Figure contents as structured data
┏━━

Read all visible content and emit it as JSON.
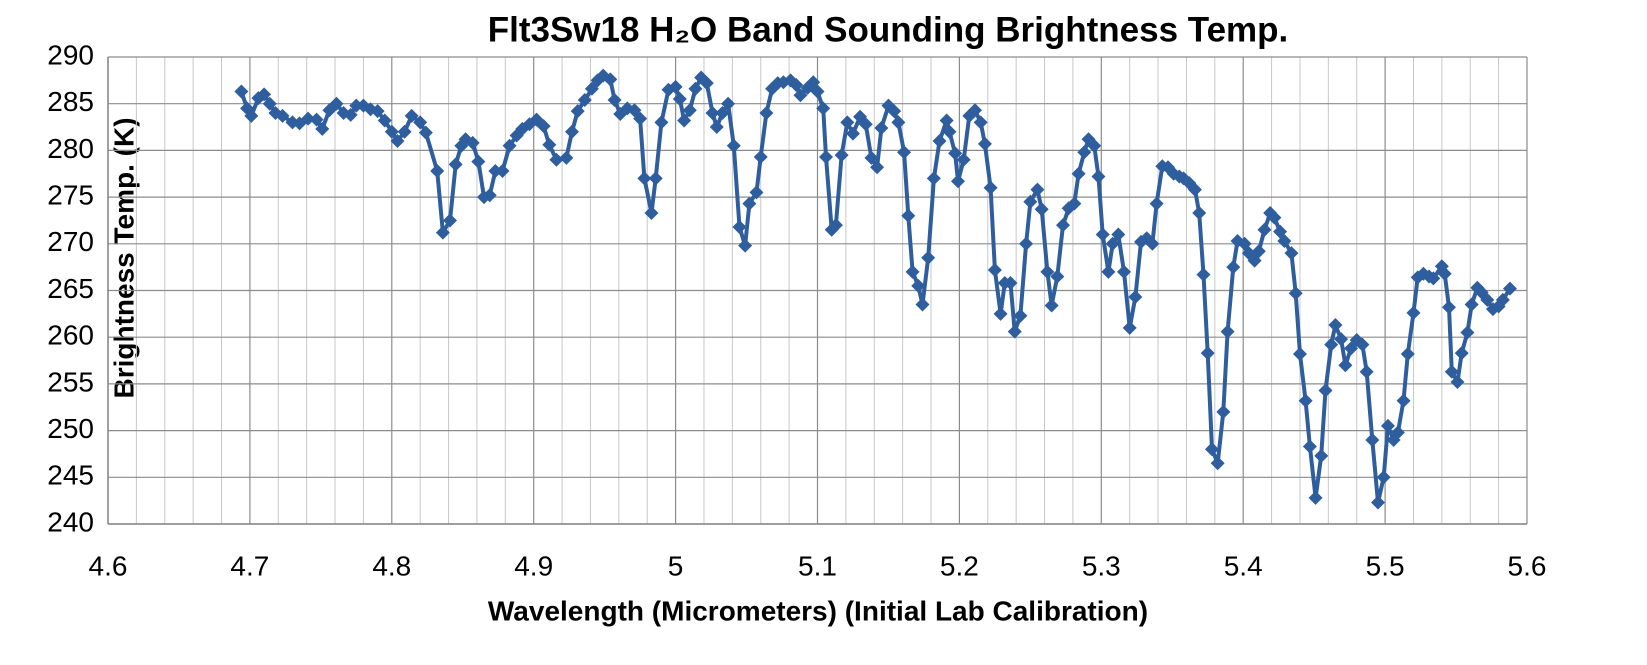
{
  "chart_data": {
    "type": "line",
    "title": "Flt3Sw18 H₂O Band Sounding Brightness Temp.",
    "xlabel": "Wavelength (Micrometers)  (Initial Lab Calibration)",
    "ylabel": "Brightness Temp. (K)",
    "xlim": [
      4.6,
      5.6
    ],
    "xticks": [
      4.6,
      4.7,
      4.8,
      4.9,
      5,
      5.1,
      5.2,
      5.3,
      5.4,
      5.5,
      5.6
    ],
    "xminorticks": [
      4.62,
      4.64,
      4.66,
      4.68,
      4.72,
      4.74,
      4.76,
      4.78,
      4.82,
      4.84,
      4.86,
      4.88,
      4.92,
      4.94,
      4.96,
      4.98,
      5.02,
      5.04,
      5.06,
      5.08,
      5.12,
      5.14,
      5.16,
      5.18,
      5.22,
      5.24,
      5.26,
      5.28,
      5.32,
      5.34,
      5.36,
      5.38,
      5.42,
      5.44,
      5.46,
      5.48,
      5.52,
      5.54,
      5.56,
      5.58
    ],
    "ylim": [
      240,
      290
    ],
    "yticks": [
      240,
      245,
      250,
      255,
      260,
      265,
      270,
      275,
      280,
      285,
      290
    ],
    "grid": true,
    "x": [
      4.694,
      4.698,
      4.701,
      4.706,
      4.71,
      4.714,
      4.718,
      4.723,
      4.73,
      4.735,
      4.741,
      4.747,
      4.751,
      4.756,
      4.761,
      4.766,
      4.771,
      4.775,
      4.78,
      4.785,
      4.79,
      4.795,
      4.8,
      4.804,
      4.809,
      4.814,
      4.82,
      4.824,
      4.832,
      4.836,
      4.841,
      4.845,
      4.849,
      4.852,
      4.857,
      4.861,
      4.865,
      4.869,
      4.873,
      4.878,
      4.883,
      4.888,
      4.892,
      4.897,
      4.902,
      4.907,
      4.911,
      4.916,
      4.923,
      4.927,
      4.931,
      4.936,
      4.941,
      4.945,
      4.949,
      4.954,
      4.957,
      4.961,
      4.966,
      4.971,
      4.975,
      4.978,
      4.983,
      4.986,
      4.99,
      4.995,
      5.0,
      5.003,
      5.006,
      5.01,
      5.014,
      5.018,
      5.022,
      5.026,
      5.029,
      5.033,
      5.037,
      5.041,
      5.045,
      5.049,
      5.052,
      5.057,
      5.06,
      5.064,
      5.068,
      5.072,
      5.076,
      5.081,
      5.085,
      5.088,
      5.093,
      5.097,
      5.1,
      5.104,
      5.106,
      5.11,
      5.113,
      5.117,
      5.121,
      5.125,
      5.13,
      5.134,
      5.138,
      5.142,
      5.145,
      5.15,
      5.154,
      5.157,
      5.161,
      5.164,
      5.167,
      5.171,
      5.174,
      5.178,
      5.182,
      5.186,
      5.191,
      5.193,
      5.197,
      5.199,
      5.203,
      5.207,
      5.211,
      5.215,
      5.218,
      5.222,
      5.225,
      5.229,
      5.232,
      5.236,
      5.239,
      5.243,
      5.247,
      5.25,
      5.255,
      5.258,
      5.262,
      5.265,
      5.269,
      5.273,
      5.277,
      5.281,
      5.284,
      5.288,
      5.291,
      5.295,
      5.298,
      5.301,
      5.305,
      5.308,
      5.312,
      5.316,
      5.32,
      5.324,
      5.328,
      5.332,
      5.336,
      5.339,
      5.343,
      5.347,
      5.351,
      5.355,
      5.358,
      5.362,
      5.366,
      5.369,
      5.372,
      5.375,
      5.378,
      5.382,
      5.386,
      5.389,
      5.393,
      5.396,
      5.401,
      5.404,
      5.408,
      5.411,
      5.415,
      5.419,
      5.422,
      5.426,
      5.429,
      5.434,
      5.437,
      5.44,
      5.444,
      5.447,
      5.451,
      5.455,
      5.458,
      5.462,
      5.465,
      5.469,
      5.472,
      5.476,
      5.48,
      5.484,
      5.487,
      5.491,
      5.495,
      5.499,
      5.502,
      5.506,
      5.509,
      5.513,
      5.516,
      5.52,
      5.523,
      5.527,
      5.531,
      5.534,
      5.54,
      5.542,
      5.545,
      5.547,
      5.551,
      5.554,
      5.558,
      5.561,
      5.565,
      5.568,
      5.572,
      5.576,
      5.58,
      5.583,
      5.588
    ],
    "series": [
      {
        "color": "#2f5e9f",
        "values": [
          286.3,
          284.5,
          283.7,
          285.6,
          286.0,
          285.0,
          284.0,
          283.7,
          283.0,
          282.9,
          283.4,
          283.3,
          282.3,
          284.3,
          285.0,
          284.0,
          283.8,
          284.8,
          284.8,
          284.4,
          284.2,
          283.2,
          282.0,
          281.0,
          282.0,
          283.7,
          283.0,
          281.9,
          277.8,
          271.2,
          272.5,
          278.5,
          280.5,
          281.2,
          280.8,
          278.8,
          275.0,
          275.2,
          277.8,
          277.8,
          280.5,
          281.6,
          282.3,
          282.8,
          283.3,
          282.6,
          280.6,
          279.0,
          279.2,
          282.0,
          284.2,
          285.4,
          286.6,
          287.5,
          288.0,
          287.6,
          285.4,
          283.9,
          284.5,
          284.3,
          283.4,
          277.0,
          273.3,
          277.0,
          283.0,
          286.5,
          286.8,
          285.5,
          283.2,
          284.3,
          286.6,
          287.8,
          287.2,
          284.0,
          282.5,
          284.0,
          285.0,
          280.5,
          271.8,
          269.8,
          274.3,
          275.5,
          279.3,
          284.0,
          286.6,
          287.2,
          287.3,
          287.5,
          287.0,
          285.9,
          286.7,
          287.3,
          286.3,
          284.5,
          279.3,
          271.5,
          272.0,
          279.5,
          283.0,
          281.8,
          283.6,
          282.8,
          279.2,
          278.2,
          282.4,
          284.8,
          284.2,
          283.0,
          279.8,
          273.0,
          267.0,
          265.5,
          263.5,
          268.5,
          277.0,
          281.0,
          283.2,
          282.0,
          279.7,
          276.7,
          279.0,
          283.7,
          284.3,
          283.0,
          280.7,
          276.0,
          267.2,
          262.5,
          265.8,
          265.8,
          260.6,
          262.3,
          270.0,
          274.5,
          275.8,
          273.7,
          267.0,
          263.4,
          266.5,
          272.0,
          273.8,
          274.3,
          277.5,
          279.8,
          281.2,
          280.5,
          277.2,
          271.0,
          267.0,
          270.0,
          271.0,
          267.0,
          261.0,
          264.3,
          270.2,
          270.6,
          270.0,
          274.3,
          278.3,
          278.2,
          277.5,
          277.2,
          277.0,
          276.5,
          275.8,
          273.3,
          266.7,
          258.3,
          248.0,
          246.5,
          252.0,
          260.6,
          267.5,
          270.3,
          270.0,
          269.0,
          268.2,
          269.2,
          271.5,
          273.3,
          272.8,
          271.3,
          270.3,
          269.0,
          264.7,
          258.2,
          253.2,
          248.3,
          242.8,
          247.3,
          254.3,
          259.2,
          261.3,
          259.8,
          257.0,
          258.8,
          259.7,
          259.2,
          256.3,
          249.0,
          242.3,
          245.0,
          250.5,
          249.0,
          249.8,
          253.2,
          258.2,
          262.6,
          266.4,
          266.8,
          266.5,
          266.3,
          267.6,
          266.8,
          263.2,
          256.3,
          255.2,
          258.3,
          260.5,
          263.5,
          265.3,
          264.8,
          264.0,
          263.0,
          263.3,
          264.0,
          265.2
        ]
      }
    ]
  }
}
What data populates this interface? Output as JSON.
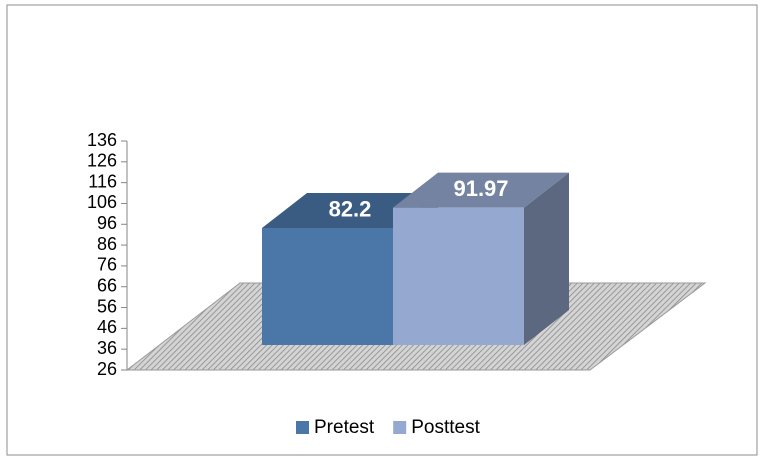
{
  "chart_data": {
    "type": "bar3d",
    "categories": [
      null
    ],
    "series": [
      {
        "name": "Pretest",
        "color": "#4a76a8",
        "values": [
          82.2
        ]
      },
      {
        "name": "Posttest",
        "color": "#95a8cf",
        "values": [
          91.97
        ]
      }
    ],
    "ylim": [
      26,
      136
    ],
    "yticks": [
      26,
      36,
      46,
      56,
      66,
      76,
      86,
      96,
      106,
      116,
      126,
      136
    ],
    "legend": "bottom"
  }
}
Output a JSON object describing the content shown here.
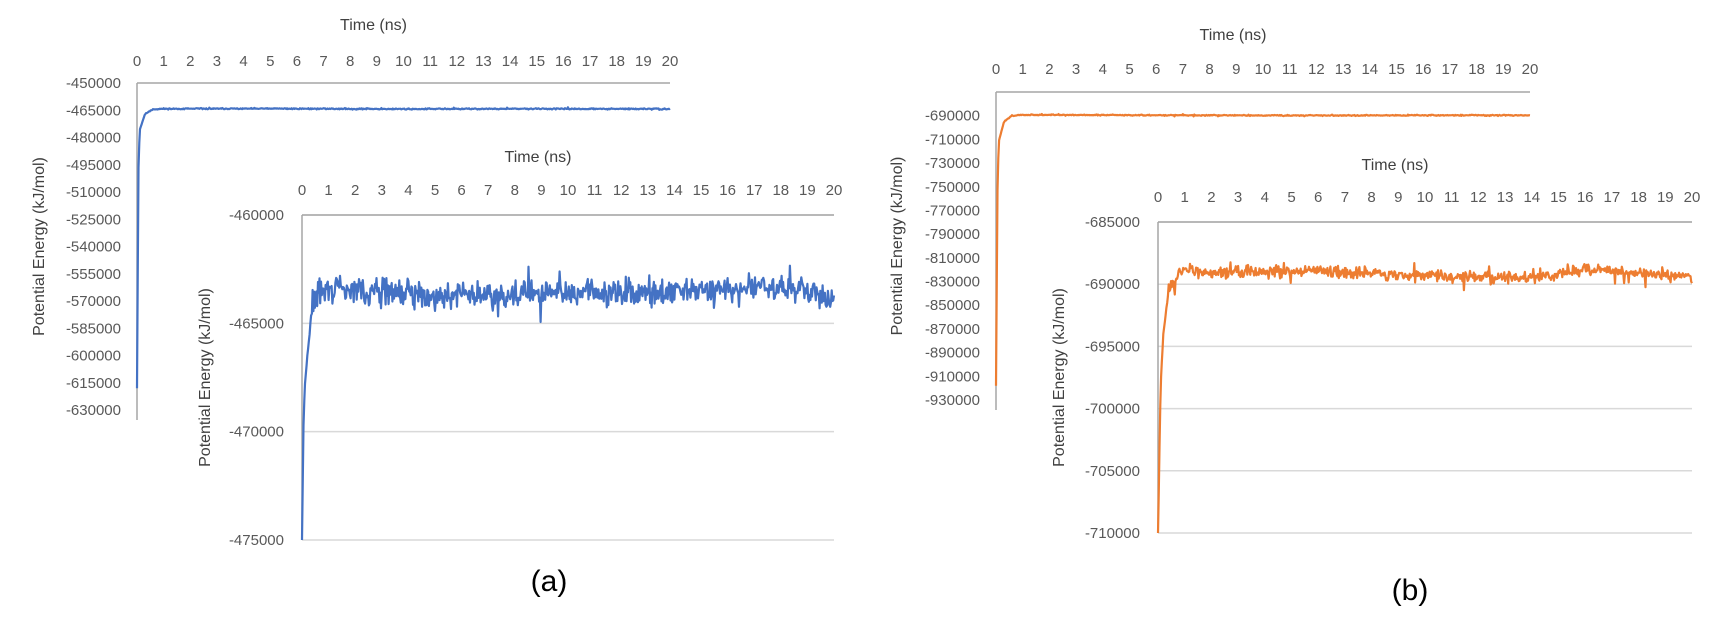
{
  "panel_labels": [
    "(a)",
    "(b)"
  ],
  "colors": {
    "series_a": "#4472C4",
    "series_b": "#ED7D31",
    "axis": "#A6A6A6",
    "grid": "#D9D9D9"
  },
  "chart_data": [
    {
      "id": "a-full",
      "type": "line",
      "xlabel": "Time (ns)",
      "ylabel": "Potential Energy (kJ/mol)",
      "xlim": [
        0,
        20
      ],
      "ylim": [
        -630000,
        -450000
      ],
      "xticks": [
        0,
        1,
        2,
        3,
        4,
        5,
        6,
        7,
        8,
        9,
        10,
        11,
        12,
        13,
        14,
        15,
        16,
        17,
        18,
        19,
        20
      ],
      "yticks": [
        -450000,
        -465000,
        -480000,
        -495000,
        -510000,
        -525000,
        -540000,
        -555000,
        -570000,
        -585000,
        -600000,
        -615000,
        -630000
      ],
      "x_axis_position": "top",
      "grid": false,
      "series": [
        {
          "color": "#4472C4",
          "start_value": -618000,
          "plateau_mean": -464000,
          "plateau_noise": 300,
          "points": [
            [
              0,
              -618000
            ],
            [
              0.05,
              -500000
            ],
            [
              0.1,
              -476000
            ],
            [
              0.3,
              -467000
            ],
            [
              0.6,
              -464500
            ],
            [
              1,
              -464200
            ],
            [
              5,
              -464100
            ],
            [
              10,
              -464300
            ],
            [
              15,
              -464200
            ],
            [
              20,
              -464300
            ]
          ]
        }
      ]
    },
    {
      "id": "a-zoom",
      "type": "line",
      "xlabel": "Time (ns)",
      "ylabel": "Potential Energy (kJ/mol)",
      "xlim": [
        0,
        20
      ],
      "ylim": [
        -475000,
        -460000
      ],
      "xticks": [
        0,
        1,
        2,
        3,
        4,
        5,
        6,
        7,
        8,
        9,
        10,
        11,
        12,
        13,
        14,
        15,
        16,
        17,
        18,
        19,
        20
      ],
      "yticks": [
        -460000,
        -465000,
        -470000,
        -475000
      ],
      "x_axis_position": "top",
      "grid": true,
      "series": [
        {
          "color": "#4472C4",
          "start_value": -475000,
          "plateau_mean": -463600,
          "plateau_noise": 900,
          "points": [
            [
              0,
              -475000
            ],
            [
              0.05,
              -470000
            ],
            [
              0.1,
              -468000
            ],
            [
              0.2,
              -466500
            ],
            [
              0.4,
              -464200
            ],
            [
              0.6,
              -463500
            ],
            [
              1,
              -463400
            ],
            [
              5,
              -463700
            ],
            [
              10,
              -463600
            ],
            [
              15,
              -463500
            ],
            [
              18,
              -463300
            ],
            [
              20,
              -463900
            ]
          ]
        }
      ]
    },
    {
      "id": "b-full",
      "type": "line",
      "xlabel": "Time (ns)",
      "ylabel": "Potential Energy (kJ/mol)",
      "xlim": [
        0,
        20
      ],
      "ylim": [
        -930000,
        -670000
      ],
      "xticks": [
        0,
        1,
        2,
        3,
        4,
        5,
        6,
        7,
        8,
        9,
        10,
        11,
        12,
        13,
        14,
        15,
        16,
        17,
        18,
        19,
        20
      ],
      "yticks": [
        -690000,
        -710000,
        -730000,
        -750000,
        -770000,
        -790000,
        -810000,
        -830000,
        -850000,
        -870000,
        -890000,
        -910000,
        -930000
      ],
      "x_axis_position": "top",
      "grid": false,
      "series": [
        {
          "color": "#ED7D31",
          "start_value": -918000,
          "plateau_mean": -689500,
          "plateau_noise": 400,
          "points": [
            [
              0,
              -918000
            ],
            [
              0.05,
              -760000
            ],
            [
              0.1,
              -712000
            ],
            [
              0.3,
              -695000
            ],
            [
              0.6,
              -690000
            ],
            [
              1,
              -689300
            ],
            [
              5,
              -689500
            ],
            [
              10,
              -689800
            ],
            [
              15,
              -689700
            ],
            [
              20,
              -689600
            ]
          ]
        }
      ]
    },
    {
      "id": "b-zoom",
      "type": "line",
      "xlabel": "Time (ns)",
      "ylabel": "Potential Energy (kJ/mol)",
      "xlim": [
        0,
        20
      ],
      "ylim": [
        -710000,
        -685000
      ],
      "xticks": [
        0,
        1,
        2,
        3,
        4,
        5,
        6,
        7,
        8,
        9,
        10,
        11,
        12,
        13,
        14,
        15,
        16,
        17,
        18,
        19,
        20
      ],
      "yticks": [
        -685000,
        -690000,
        -695000,
        -700000,
        -705000,
        -710000
      ],
      "x_axis_position": "top",
      "grid": true,
      "series": [
        {
          "color": "#ED7D31",
          "start_value": -710000,
          "plateau_mean": -689200,
          "plateau_noise": 700,
          "points": [
            [
              0,
              -710000
            ],
            [
              0.05,
              -704000
            ],
            [
              0.1,
              -698000
            ],
            [
              0.2,
              -694000
            ],
            [
              0.4,
              -690500
            ],
            [
              0.8,
              -689000
            ],
            [
              2,
              -689000
            ],
            [
              6,
              -689000
            ],
            [
              10,
              -689300
            ],
            [
              14,
              -689500
            ],
            [
              16,
              -688800
            ],
            [
              20,
              -689400
            ]
          ]
        }
      ]
    }
  ]
}
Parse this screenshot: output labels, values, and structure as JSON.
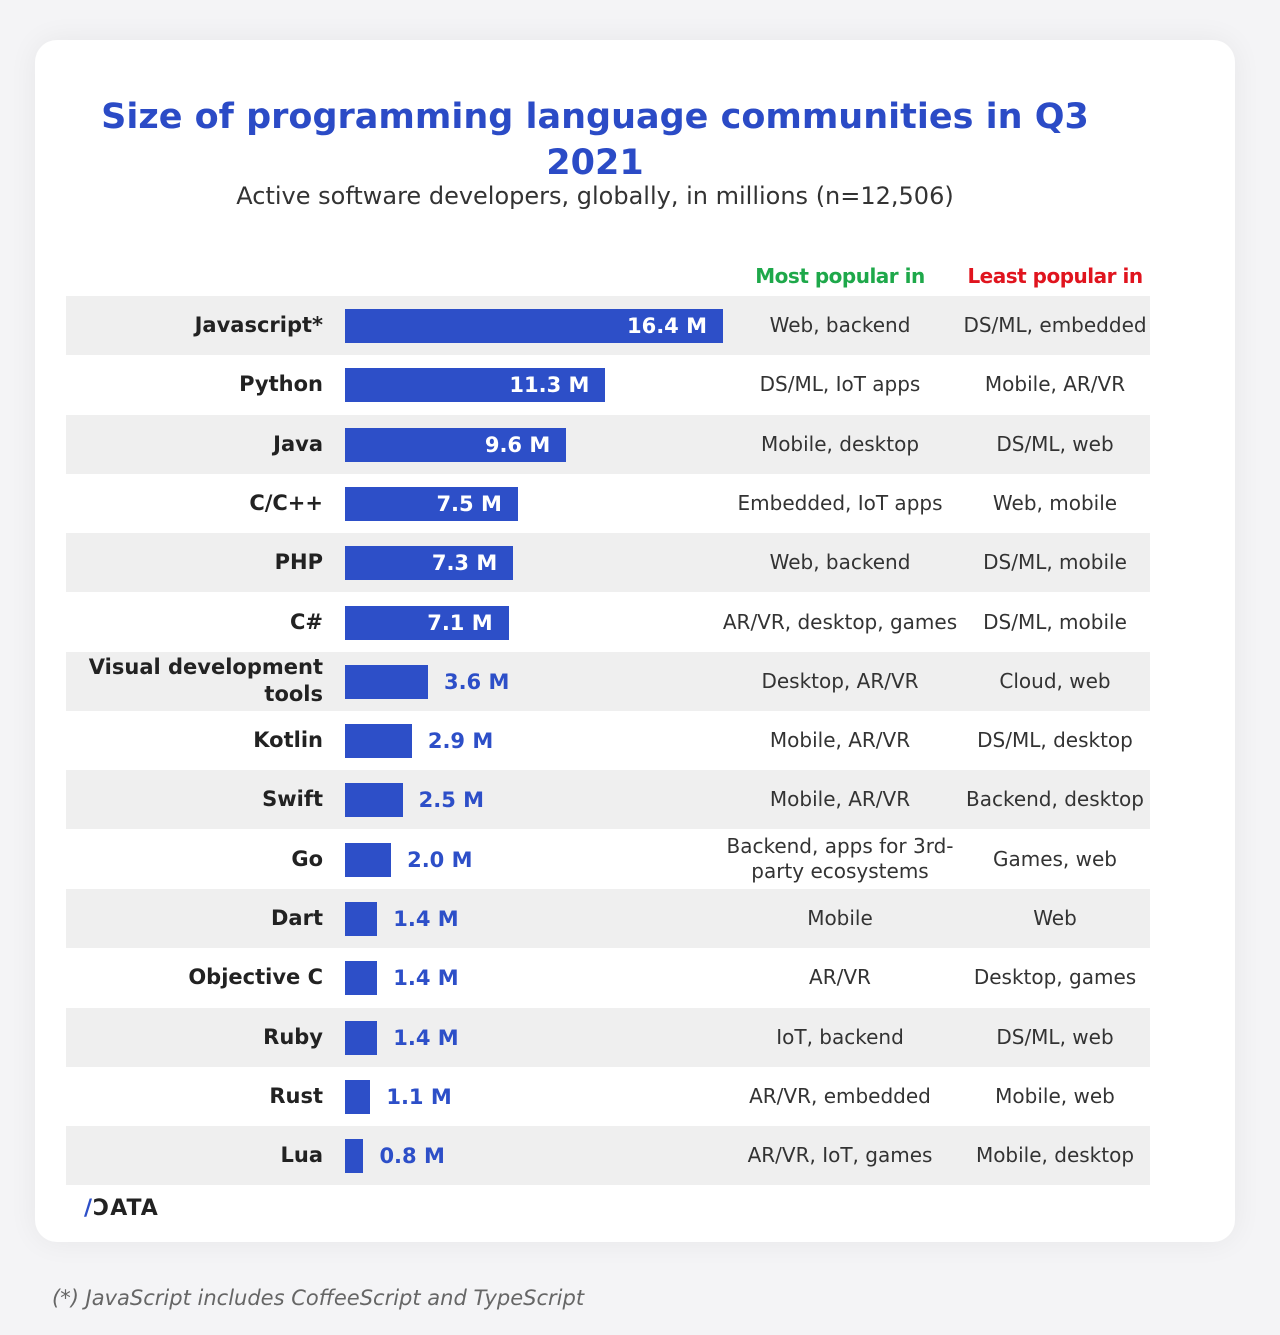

┗━━

**TO DO**
Above are the records; copy every line in them that holds the word "this".

**WRITTEN SOLUTION**
What data populates this interface? Output as JSON.
Parse this screenshot: output labels, values, and structure as JSON.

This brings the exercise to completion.